● **Task prompt**: Output all the data exactly. Pictures do not belong in the copy.

● **Records for processing**:
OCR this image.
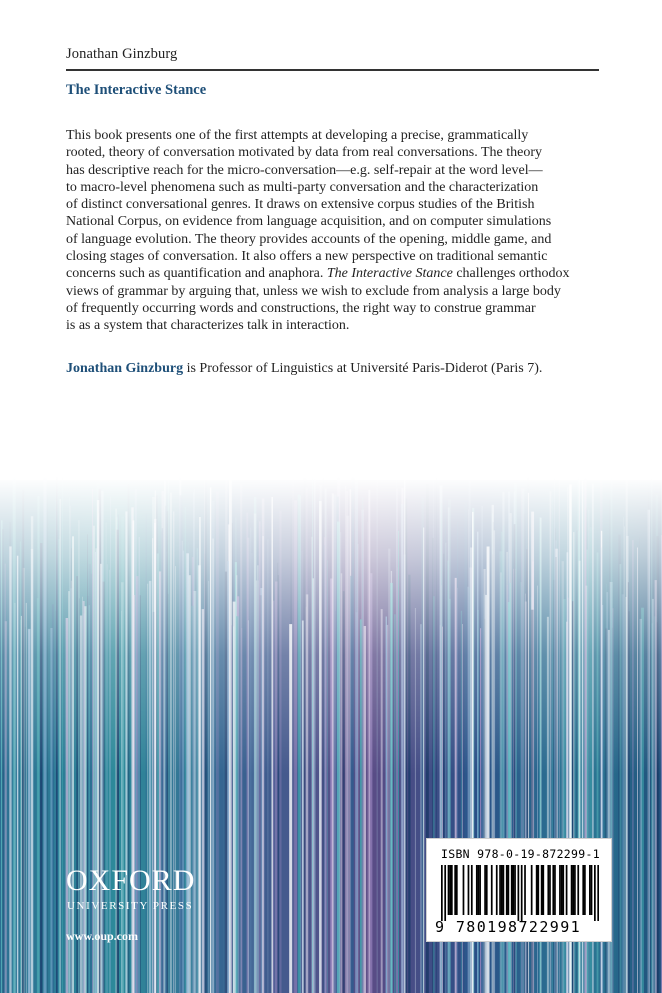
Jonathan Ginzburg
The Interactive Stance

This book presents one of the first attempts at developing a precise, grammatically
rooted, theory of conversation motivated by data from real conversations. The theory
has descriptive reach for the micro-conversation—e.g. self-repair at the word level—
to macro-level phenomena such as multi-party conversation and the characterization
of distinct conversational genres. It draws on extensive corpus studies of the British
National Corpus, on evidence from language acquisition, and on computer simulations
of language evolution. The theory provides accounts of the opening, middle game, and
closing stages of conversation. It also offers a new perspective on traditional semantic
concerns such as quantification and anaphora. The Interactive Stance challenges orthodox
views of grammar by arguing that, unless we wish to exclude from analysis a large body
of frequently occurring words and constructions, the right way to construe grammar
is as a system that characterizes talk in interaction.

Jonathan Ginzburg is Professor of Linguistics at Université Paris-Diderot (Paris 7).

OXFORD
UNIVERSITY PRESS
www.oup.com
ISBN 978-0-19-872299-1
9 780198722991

● **Solution**:
OCR this image.
Jonathan Ginzburg
The Interactive Stance

This book presents one of the first attempts at developing a precise, grammatically
rooted, theory of conversation motivated by data from real conversations. The theory
has descriptive reach for the micro-conversation—e.g. self-repair at the word level—
to macro-level phenomena such as multi-party conversation and the characterization
of distinct conversational genres. It draws on extensive corpus studies of the British
National Corpus, on evidence from language acquisition, and on computer simulations
of language evolution. The theory provides accounts of the opening, middle game, and
closing stages of conversation. It also offers a new perspective on traditional semantic
concerns such as quantification and anaphora. The Interactive Stance challenges orthodox
views of grammar by arguing that, unless we wish to exclude from analysis a large body
of frequently occurring words and constructions, the right way to construe grammar
is as a system that characterizes talk in interaction.

Jonathan Ginzburg is Professor of Linguistics at Université Paris-Diderot (Paris 7).

OXFORD
UNIVERSITY PRESS
www.oup.com
ISBN 978-0-19-872299-1
9 780198722991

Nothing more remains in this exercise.